(Required work):
Which lines hold the word "Punto"? Show each of them.

----- Data rows -----

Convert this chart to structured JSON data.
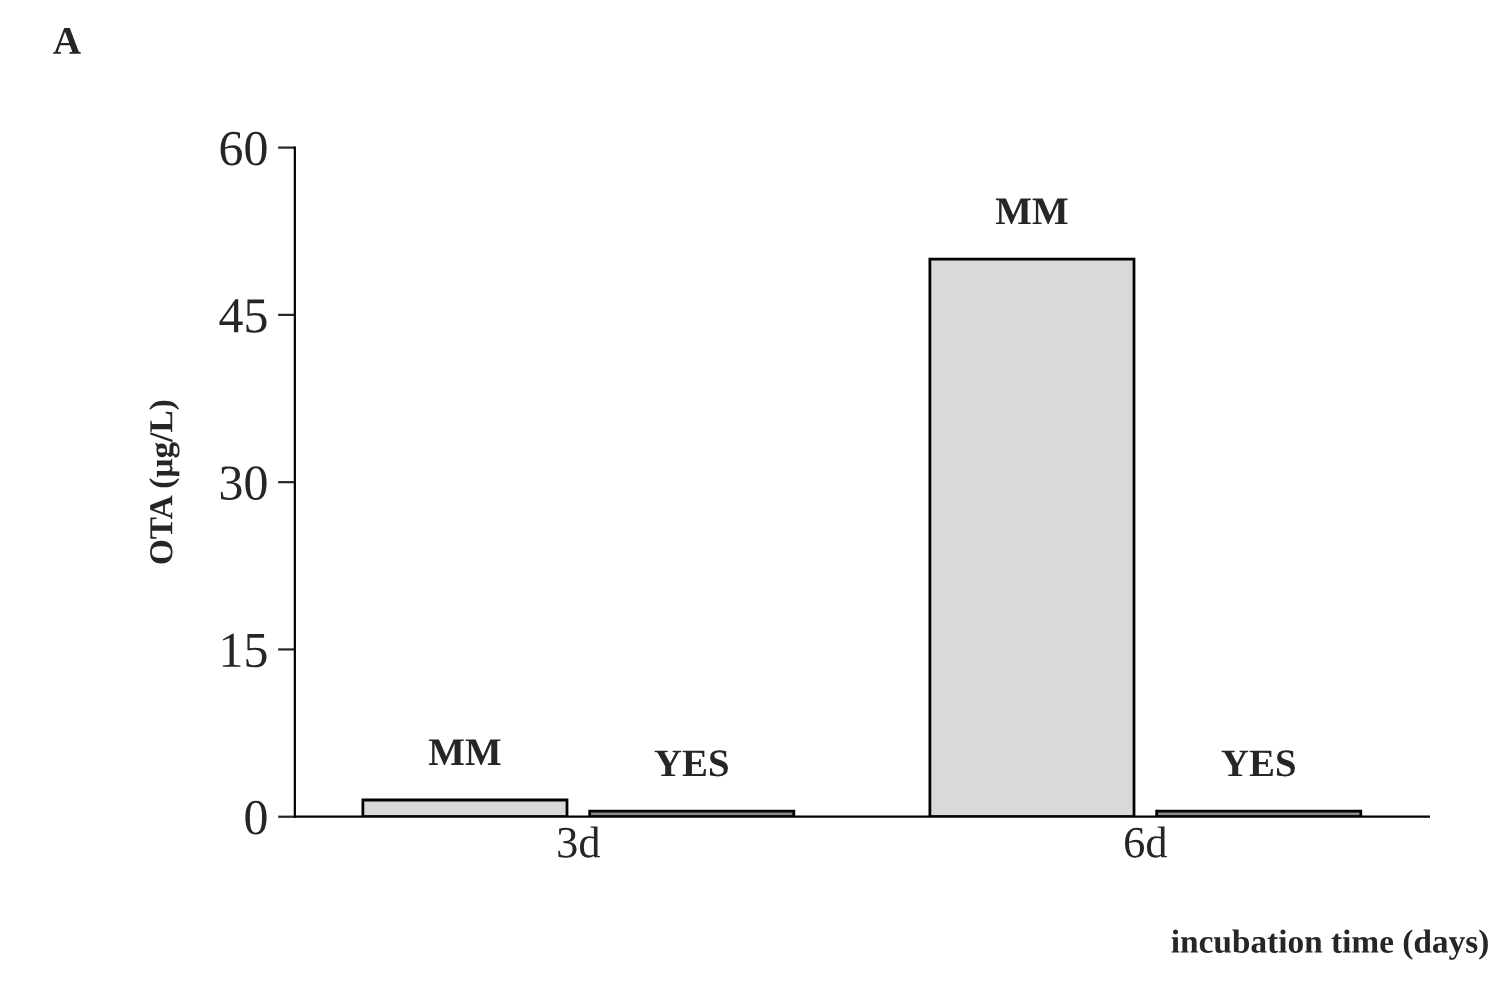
{
  "chart_data": {
    "type": "bar",
    "title": "A",
    "xlabel": "incubation time (days)",
    "ylabel": "OTA (µg/L)",
    "categories": [
      "3d",
      "6d"
    ],
    "series": [
      {
        "name": "MM",
        "color": "#d9d9d9",
        "values": [
          1.5,
          50
        ]
      },
      {
        "name": "YES",
        "color": "#8c8c8c",
        "values": [
          0.5,
          0.5
        ]
      }
    ],
    "ylim": [
      0,
      60
    ],
    "yticks": [
      0,
      15,
      30,
      45,
      60
    ],
    "grid": false,
    "legend": false
  }
}
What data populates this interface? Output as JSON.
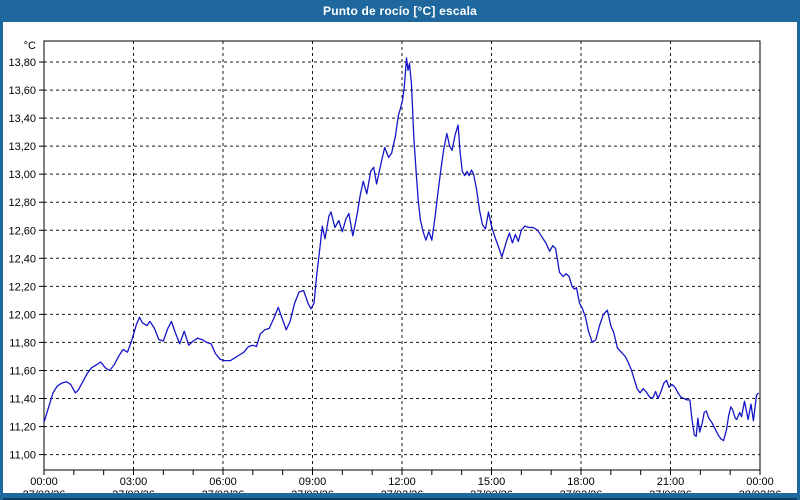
{
  "window": {
    "title": "Punto de rocío [°C] escala"
  },
  "colors": {
    "frame_blue": "#1f689e",
    "frame_dark_edge": "#0c3c62",
    "line_blue": "#1616c8",
    "grid_black": "#1a1a1a",
    "plot_background": "#ffffff",
    "title_text": "#ffffff",
    "axis_text": "#000000"
  },
  "chart_data": {
    "type": "line",
    "title": "Punto de rocío [°C] escala",
    "ylabel": "°C",
    "xlabel": "",
    "legend": "none",
    "grid": "dashed",
    "xlim_hours": [
      0,
      24
    ],
    "ylim": [
      10.89,
      13.95
    ],
    "y_ticks": [
      {
        "v": 11.0,
        "label": "11,00"
      },
      {
        "v": 11.2,
        "label": "11,20"
      },
      {
        "v": 11.4,
        "label": "11,40"
      },
      {
        "v": 11.6,
        "label": "11,60"
      },
      {
        "v": 11.8,
        "label": "11,80"
      },
      {
        "v": 12.0,
        "label": "12,00"
      },
      {
        "v": 12.2,
        "label": "12,20"
      },
      {
        "v": 12.4,
        "label": "12,40"
      },
      {
        "v": 12.6,
        "label": "12,60"
      },
      {
        "v": 12.8,
        "label": "12,80"
      },
      {
        "v": 13.0,
        "label": "13,00"
      },
      {
        "v": 13.2,
        "label": "13,20"
      },
      {
        "v": 13.4,
        "label": "13,40"
      },
      {
        "v": 13.6,
        "label": "13,60"
      },
      {
        "v": 13.8,
        "label": "13,80"
      }
    ],
    "x_ticks": [
      {
        "t": 0,
        "time": "00:00",
        "date": "27/02/26"
      },
      {
        "t": 3,
        "time": "03:00",
        "date": "27/02/26"
      },
      {
        "t": 6,
        "time": "06:00",
        "date": "27/02/26"
      },
      {
        "t": 9,
        "time": "09:00",
        "date": "27/02/26"
      },
      {
        "t": 12,
        "time": "12:00",
        "date": "27/02/26"
      },
      {
        "t": 15,
        "time": "15:00",
        "date": "27/02/26"
      },
      {
        "t": 18,
        "time": "18:00",
        "date": "27/02/26"
      },
      {
        "t": 21,
        "time": "21:00",
        "date": "27/02/26"
      },
      {
        "t": 24,
        "time": "00:00",
        "date": "28/02/26"
      }
    ],
    "minor_x_tick_interval_hours": 1,
    "series": [
      {
        "name": "Punto de rocío [°C]",
        "color": "#1616c8",
        "points": [
          [
            0.0,
            11.23
          ],
          [
            0.1,
            11.3
          ],
          [
            0.2,
            11.37
          ],
          [
            0.3,
            11.44
          ],
          [
            0.45,
            11.49
          ],
          [
            0.6,
            11.51
          ],
          [
            0.75,
            11.52
          ],
          [
            0.9,
            11.5
          ],
          [
            1.05,
            11.44
          ],
          [
            1.15,
            11.46
          ],
          [
            1.3,
            11.52
          ],
          [
            1.45,
            11.58
          ],
          [
            1.6,
            11.62
          ],
          [
            1.75,
            11.64
          ],
          [
            1.9,
            11.66
          ],
          [
            2.05,
            11.62
          ],
          [
            2.2,
            11.6
          ],
          [
            2.35,
            11.64
          ],
          [
            2.5,
            11.7
          ],
          [
            2.65,
            11.75
          ],
          [
            2.8,
            11.73
          ],
          [
            2.95,
            11.82
          ],
          [
            3.1,
            11.93
          ],
          [
            3.2,
            11.98
          ],
          [
            3.3,
            11.94
          ],
          [
            3.45,
            11.92
          ],
          [
            3.55,
            11.95
          ],
          [
            3.7,
            11.9
          ],
          [
            3.85,
            11.82
          ],
          [
            4.0,
            11.81
          ],
          [
            4.15,
            11.9
          ],
          [
            4.27,
            11.95
          ],
          [
            4.4,
            11.87
          ],
          [
            4.55,
            11.79
          ],
          [
            4.7,
            11.88
          ],
          [
            4.85,
            11.78
          ],
          [
            5.0,
            11.81
          ],
          [
            5.15,
            11.83
          ],
          [
            5.3,
            11.82
          ],
          [
            5.45,
            11.8
          ],
          [
            5.6,
            11.79
          ],
          [
            5.75,
            11.72
          ],
          [
            5.9,
            11.68
          ],
          [
            6.05,
            11.67
          ],
          [
            6.25,
            11.67
          ],
          [
            6.4,
            11.69
          ],
          [
            6.55,
            11.71
          ],
          [
            6.7,
            11.73
          ],
          [
            6.85,
            11.77
          ],
          [
            7.0,
            11.78
          ],
          [
            7.12,
            11.77
          ],
          [
            7.25,
            11.86
          ],
          [
            7.4,
            11.89
          ],
          [
            7.55,
            11.9
          ],
          [
            7.7,
            11.97
          ],
          [
            7.85,
            12.05
          ],
          [
            8.0,
            11.96
          ],
          [
            8.12,
            11.89
          ],
          [
            8.25,
            11.95
          ],
          [
            8.4,
            12.08
          ],
          [
            8.55,
            12.16
          ],
          [
            8.7,
            12.17
          ],
          [
            8.85,
            12.08
          ],
          [
            8.95,
            12.04
          ],
          [
            9.05,
            12.08
          ],
          [
            9.15,
            12.3
          ],
          [
            9.25,
            12.48
          ],
          [
            9.33,
            12.63
          ],
          [
            9.42,
            12.54
          ],
          [
            9.55,
            12.7
          ],
          [
            9.62,
            12.73
          ],
          [
            9.75,
            12.62
          ],
          [
            9.88,
            12.67
          ],
          [
            10.0,
            12.59
          ],
          [
            10.12,
            12.68
          ],
          [
            10.22,
            12.72
          ],
          [
            10.35,
            12.56
          ],
          [
            10.5,
            12.72
          ],
          [
            10.6,
            12.85
          ],
          [
            10.7,
            12.95
          ],
          [
            10.82,
            12.86
          ],
          [
            10.95,
            13.02
          ],
          [
            11.05,
            13.05
          ],
          [
            11.15,
            12.93
          ],
          [
            11.3,
            13.08
          ],
          [
            11.42,
            13.19
          ],
          [
            11.55,
            13.12
          ],
          [
            11.65,
            13.15
          ],
          [
            11.78,
            13.27
          ],
          [
            11.88,
            13.42
          ],
          [
            11.95,
            13.47
          ],
          [
            12.02,
            13.53
          ],
          [
            12.08,
            13.63
          ],
          [
            12.15,
            13.83
          ],
          [
            12.2,
            13.74
          ],
          [
            12.25,
            13.79
          ],
          [
            12.32,
            13.64
          ],
          [
            12.4,
            13.25
          ],
          [
            12.48,
            13.0
          ],
          [
            12.55,
            12.8
          ],
          [
            12.62,
            12.67
          ],
          [
            12.72,
            12.58
          ],
          [
            12.8,
            12.53
          ],
          [
            12.9,
            12.59
          ],
          [
            13.0,
            12.53
          ],
          [
            13.1,
            12.68
          ],
          [
            13.2,
            12.86
          ],
          [
            13.3,
            13.03
          ],
          [
            13.4,
            13.18
          ],
          [
            13.5,
            13.29
          ],
          [
            13.6,
            13.2
          ],
          [
            13.68,
            13.17
          ],
          [
            13.78,
            13.28
          ],
          [
            13.88,
            13.35
          ],
          [
            13.95,
            13.15
          ],
          [
            14.02,
            13.02
          ],
          [
            14.1,
            12.99
          ],
          [
            14.18,
            13.02
          ],
          [
            14.25,
            12.99
          ],
          [
            14.33,
            13.03
          ],
          [
            14.4,
            13.0
          ],
          [
            14.5,
            12.89
          ],
          [
            14.6,
            12.74
          ],
          [
            14.7,
            12.64
          ],
          [
            14.8,
            12.61
          ],
          [
            14.9,
            12.73
          ],
          [
            15.0,
            12.63
          ],
          [
            15.1,
            12.56
          ],
          [
            15.22,
            12.49
          ],
          [
            15.35,
            12.41
          ],
          [
            15.5,
            12.52
          ],
          [
            15.6,
            12.58
          ],
          [
            15.7,
            12.51
          ],
          [
            15.8,
            12.57
          ],
          [
            15.9,
            12.52
          ],
          [
            16.0,
            12.6
          ],
          [
            16.12,
            12.63
          ],
          [
            16.25,
            12.62
          ],
          [
            16.4,
            12.62
          ],
          [
            16.55,
            12.6
          ],
          [
            16.7,
            12.55
          ],
          [
            16.82,
            12.51
          ],
          [
            16.95,
            12.45
          ],
          [
            17.05,
            12.49
          ],
          [
            17.15,
            12.47
          ],
          [
            17.28,
            12.3
          ],
          [
            17.4,
            12.27
          ],
          [
            17.5,
            12.29
          ],
          [
            17.6,
            12.27
          ],
          [
            17.7,
            12.2
          ],
          [
            17.78,
            12.18
          ],
          [
            17.85,
            12.19
          ],
          [
            17.95,
            12.08
          ],
          [
            18.05,
            12.04
          ],
          [
            18.15,
            11.98
          ],
          [
            18.25,
            11.88
          ],
          [
            18.38,
            11.8
          ],
          [
            18.5,
            11.82
          ],
          [
            18.62,
            11.92
          ],
          [
            18.75,
            12.0
          ],
          [
            18.88,
            12.03
          ],
          [
            19.0,
            11.92
          ],
          [
            19.1,
            11.87
          ],
          [
            19.22,
            11.76
          ],
          [
            19.35,
            11.73
          ],
          [
            19.48,
            11.7
          ],
          [
            19.58,
            11.66
          ],
          [
            19.68,
            11.61
          ],
          [
            19.78,
            11.54
          ],
          [
            19.88,
            11.47
          ],
          [
            19.98,
            11.44
          ],
          [
            20.08,
            11.47
          ],
          [
            20.18,
            11.45
          ],
          [
            20.3,
            11.41
          ],
          [
            20.4,
            11.4
          ],
          [
            20.5,
            11.45
          ],
          [
            20.58,
            11.4
          ],
          [
            20.68,
            11.45
          ],
          [
            20.78,
            11.51
          ],
          [
            20.87,
            11.53
          ],
          [
            20.95,
            11.48
          ],
          [
            21.05,
            11.5
          ],
          [
            21.15,
            11.48
          ],
          [
            21.25,
            11.44
          ],
          [
            21.35,
            11.41
          ],
          [
            21.45,
            11.4
          ],
          [
            21.55,
            11.39
          ],
          [
            21.65,
            11.39
          ],
          [
            21.72,
            11.25
          ],
          [
            21.8,
            11.14
          ],
          [
            21.86,
            11.13
          ],
          [
            21.92,
            11.26
          ],
          [
            21.98,
            11.16
          ],
          [
            22.06,
            11.22
          ],
          [
            22.13,
            11.3
          ],
          [
            22.2,
            11.31
          ],
          [
            22.28,
            11.26
          ],
          [
            22.38,
            11.23
          ],
          [
            22.5,
            11.18
          ],
          [
            22.6,
            11.14
          ],
          [
            22.7,
            11.11
          ],
          [
            22.78,
            11.1
          ],
          [
            22.88,
            11.18
          ],
          [
            22.95,
            11.28
          ],
          [
            23.02,
            11.34
          ],
          [
            23.08,
            11.32
          ],
          [
            23.17,
            11.26
          ],
          [
            23.22,
            11.25
          ],
          [
            23.32,
            11.3
          ],
          [
            23.38,
            11.27
          ],
          [
            23.48,
            11.38
          ],
          [
            23.6,
            11.25
          ],
          [
            23.7,
            11.36
          ],
          [
            23.78,
            11.24
          ],
          [
            23.88,
            11.42
          ],
          [
            23.95,
            11.44
          ]
        ]
      }
    ]
  }
}
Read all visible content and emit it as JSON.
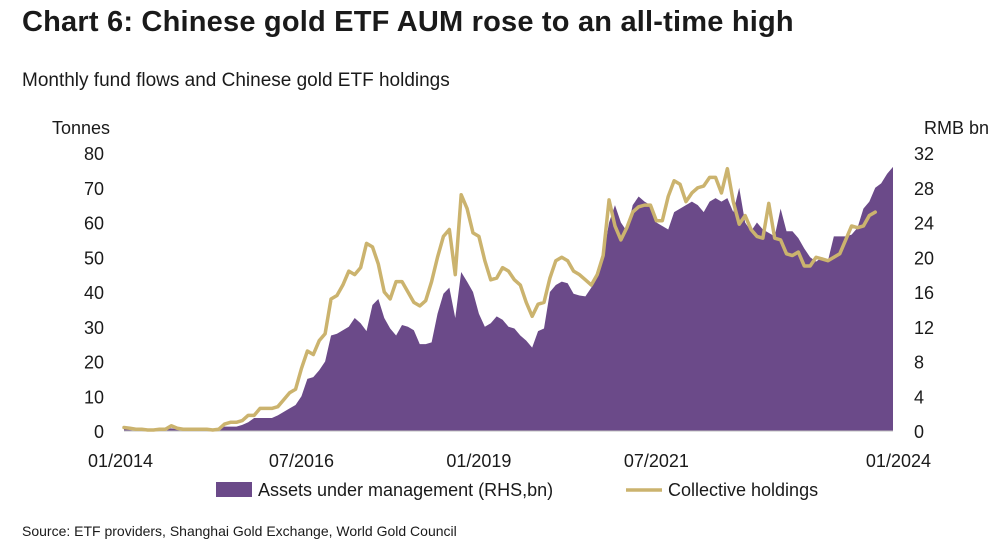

-----

(Response to this task):
    "title": "Punto de rocío [°C] escala"
    "title": "Punto de rocío [°C] escala",
        "name": "Punto de rocío [°C]",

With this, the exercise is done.